Re: [PATCH 1/2] Allow a kthread to declare that it calls task_work_run()

"NeilBrown" <neilb@xxxxxxx> · Wed, 06 Dec 2023 10:23:37 +1100

On Wed, 06 Dec 2023, NeilBrown wrote:
> On Wed, 06 Dec 2023, Jens Axboe wrote:
> > On 12/5/23 2:58 PM, Jens Axboe wrote:
> > > On 12/5/23 2:28 PM, NeilBrown wrote:
> > >> On Tue, 05 Dec 2023, Christian Brauner wrote:
> > >>> On Mon, Dec 04, 2023 at 03:09:44PM -0700, Jens Axboe wrote:
> > >>>> On 12/4/23 2:02 PM, NeilBrown wrote:
> > >>>>> It isn't clear to me what _GPL is appropriate, but maybe the rules
> > >>>>> changed since last I looked..... are there rules?
> > >>>>>
> > >>>>> My reasoning was that the call is effectively part of the user-space
> > >>>>> ABI.  A user-space process can call this trivially by invoking any
> > >>>>> system call.  The user-space ABI is explicitly a boundary which the GPL
> > >>>>> does not cross.  So it doesn't seem appropriate to prevent non-GPL
> > >>>>> kernel code from doing something that non-GPL user-space code can
> > >>>>> trivially do.

ENTRIES SUPPLIED »
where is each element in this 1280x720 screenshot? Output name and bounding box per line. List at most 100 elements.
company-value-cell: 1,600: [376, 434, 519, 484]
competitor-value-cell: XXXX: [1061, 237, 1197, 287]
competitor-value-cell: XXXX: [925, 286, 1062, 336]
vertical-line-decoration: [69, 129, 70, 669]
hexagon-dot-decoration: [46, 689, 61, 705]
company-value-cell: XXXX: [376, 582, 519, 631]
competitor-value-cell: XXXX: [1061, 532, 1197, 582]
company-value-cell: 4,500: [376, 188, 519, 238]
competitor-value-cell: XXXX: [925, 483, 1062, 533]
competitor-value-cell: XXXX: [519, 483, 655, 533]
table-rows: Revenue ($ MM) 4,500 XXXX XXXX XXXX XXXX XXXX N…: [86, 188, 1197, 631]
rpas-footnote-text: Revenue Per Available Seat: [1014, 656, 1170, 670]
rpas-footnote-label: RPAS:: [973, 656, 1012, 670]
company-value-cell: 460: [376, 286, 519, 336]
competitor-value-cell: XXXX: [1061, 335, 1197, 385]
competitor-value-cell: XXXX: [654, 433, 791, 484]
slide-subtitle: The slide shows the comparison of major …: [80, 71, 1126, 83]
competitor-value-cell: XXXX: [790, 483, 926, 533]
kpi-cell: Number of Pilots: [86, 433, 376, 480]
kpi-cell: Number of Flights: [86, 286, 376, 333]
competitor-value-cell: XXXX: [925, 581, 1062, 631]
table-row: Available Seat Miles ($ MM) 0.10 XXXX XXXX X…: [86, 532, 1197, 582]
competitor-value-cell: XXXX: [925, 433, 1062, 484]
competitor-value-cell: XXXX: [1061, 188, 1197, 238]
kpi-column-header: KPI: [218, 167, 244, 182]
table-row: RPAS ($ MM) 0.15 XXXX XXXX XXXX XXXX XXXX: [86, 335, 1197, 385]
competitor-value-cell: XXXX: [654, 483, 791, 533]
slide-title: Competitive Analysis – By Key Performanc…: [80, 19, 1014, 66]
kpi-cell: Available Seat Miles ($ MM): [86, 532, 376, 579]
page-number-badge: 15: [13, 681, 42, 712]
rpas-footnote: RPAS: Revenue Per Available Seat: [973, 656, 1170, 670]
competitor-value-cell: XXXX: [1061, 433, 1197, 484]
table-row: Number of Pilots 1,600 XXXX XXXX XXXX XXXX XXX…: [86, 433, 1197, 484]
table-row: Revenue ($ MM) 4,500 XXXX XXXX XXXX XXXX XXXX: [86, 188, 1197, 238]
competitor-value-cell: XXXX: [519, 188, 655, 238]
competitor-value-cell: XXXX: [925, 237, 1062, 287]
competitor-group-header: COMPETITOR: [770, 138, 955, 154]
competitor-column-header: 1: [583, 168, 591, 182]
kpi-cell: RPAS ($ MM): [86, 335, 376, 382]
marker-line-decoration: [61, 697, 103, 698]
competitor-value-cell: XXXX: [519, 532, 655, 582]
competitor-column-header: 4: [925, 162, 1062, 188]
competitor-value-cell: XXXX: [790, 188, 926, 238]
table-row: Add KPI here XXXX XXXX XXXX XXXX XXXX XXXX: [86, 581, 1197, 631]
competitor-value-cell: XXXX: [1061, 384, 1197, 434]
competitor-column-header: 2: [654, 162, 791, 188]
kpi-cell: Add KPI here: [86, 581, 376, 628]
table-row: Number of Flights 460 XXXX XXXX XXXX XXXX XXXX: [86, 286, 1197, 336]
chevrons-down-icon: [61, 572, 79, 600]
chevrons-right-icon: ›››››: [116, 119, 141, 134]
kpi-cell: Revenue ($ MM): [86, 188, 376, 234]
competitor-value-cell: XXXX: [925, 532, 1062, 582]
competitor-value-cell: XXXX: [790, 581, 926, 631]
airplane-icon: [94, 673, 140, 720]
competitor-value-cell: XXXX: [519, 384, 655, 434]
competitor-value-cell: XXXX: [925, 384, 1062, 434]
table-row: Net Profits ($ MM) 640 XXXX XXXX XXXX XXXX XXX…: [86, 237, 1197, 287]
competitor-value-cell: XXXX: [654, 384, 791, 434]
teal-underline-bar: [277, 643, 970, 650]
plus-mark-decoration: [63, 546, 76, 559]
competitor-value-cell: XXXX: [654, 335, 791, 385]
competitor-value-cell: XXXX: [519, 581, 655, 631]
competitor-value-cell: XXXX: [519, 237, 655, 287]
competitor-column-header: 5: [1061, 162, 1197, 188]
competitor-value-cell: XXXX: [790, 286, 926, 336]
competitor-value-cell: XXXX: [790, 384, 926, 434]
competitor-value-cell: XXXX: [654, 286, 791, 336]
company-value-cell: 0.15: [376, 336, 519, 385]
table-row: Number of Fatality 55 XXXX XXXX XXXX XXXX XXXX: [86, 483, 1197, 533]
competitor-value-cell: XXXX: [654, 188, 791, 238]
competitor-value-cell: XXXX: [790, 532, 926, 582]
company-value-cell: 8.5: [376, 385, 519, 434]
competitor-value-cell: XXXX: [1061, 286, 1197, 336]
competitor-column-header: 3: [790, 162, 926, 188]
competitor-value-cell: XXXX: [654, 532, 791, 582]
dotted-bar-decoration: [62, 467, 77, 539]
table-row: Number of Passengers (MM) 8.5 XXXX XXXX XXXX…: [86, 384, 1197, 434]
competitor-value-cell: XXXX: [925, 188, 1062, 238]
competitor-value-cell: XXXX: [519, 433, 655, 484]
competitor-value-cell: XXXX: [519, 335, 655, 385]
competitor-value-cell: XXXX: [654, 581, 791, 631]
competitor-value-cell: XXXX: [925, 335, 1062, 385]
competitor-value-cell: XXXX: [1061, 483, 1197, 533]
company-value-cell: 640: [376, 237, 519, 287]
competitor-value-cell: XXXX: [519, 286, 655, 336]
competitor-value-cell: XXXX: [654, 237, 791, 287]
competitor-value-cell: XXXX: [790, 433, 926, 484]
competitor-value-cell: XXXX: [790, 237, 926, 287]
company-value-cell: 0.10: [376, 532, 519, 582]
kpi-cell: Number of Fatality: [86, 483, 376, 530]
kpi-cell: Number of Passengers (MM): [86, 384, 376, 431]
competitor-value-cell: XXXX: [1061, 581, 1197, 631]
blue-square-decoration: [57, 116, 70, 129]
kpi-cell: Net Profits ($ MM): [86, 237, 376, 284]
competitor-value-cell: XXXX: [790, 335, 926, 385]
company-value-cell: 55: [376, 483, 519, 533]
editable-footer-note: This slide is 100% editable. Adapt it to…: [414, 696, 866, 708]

WHAT IS NEEDED »
Can you return the mailing-list message in full, word for word? None of this data is needed.

RESULT OF THE TASK »
Re: [PATCH 1/2] Allow a kthread to declare that it calls task_work_run()

"NeilBrown" <neilb@xxxxxxx> · Wed, 06 Dec 2023 10:23:37 +1100

On Wed, 06 Dec 2023, NeilBrown wrote:
> On Wed, 06 Dec 2023, Jens Axboe wrote:
> > On 12/5/23 2:58 PM, Jens Axboe wrote:
> > > On 12/5/23 2:28 PM, NeilBrown wrote:
> > >> On Tue, 05 Dec 2023, Christian Brauner wrote:
> > >>> On Mon, Dec 04, 2023 at 03:09:44PM -0700, Jens Axboe wrote:
> > >>>> On 12/4/23 2:02 PM, NeilBrown wrote:
> > >>>>> It isn't clear to me what _GPL is appropriate, but maybe the rules
> > >>>>> changed since last I looked..... are there rules?
> > >>>>>
> > >>>>> My reasoning was that the call is effectively part of the user-space
> > >>>>> ABI.  A user-space process can call this trivially by invoking any
> > >>>>> system call.  The user-space ABI is explicitly a boundary which the GPL
> > >>>>> does not cross.  So it doesn't seem appropriate to prevent non-GPL
> > >>>>> kernel code from doing something that non-GPL user-space code can
> > >>>>> trivially do.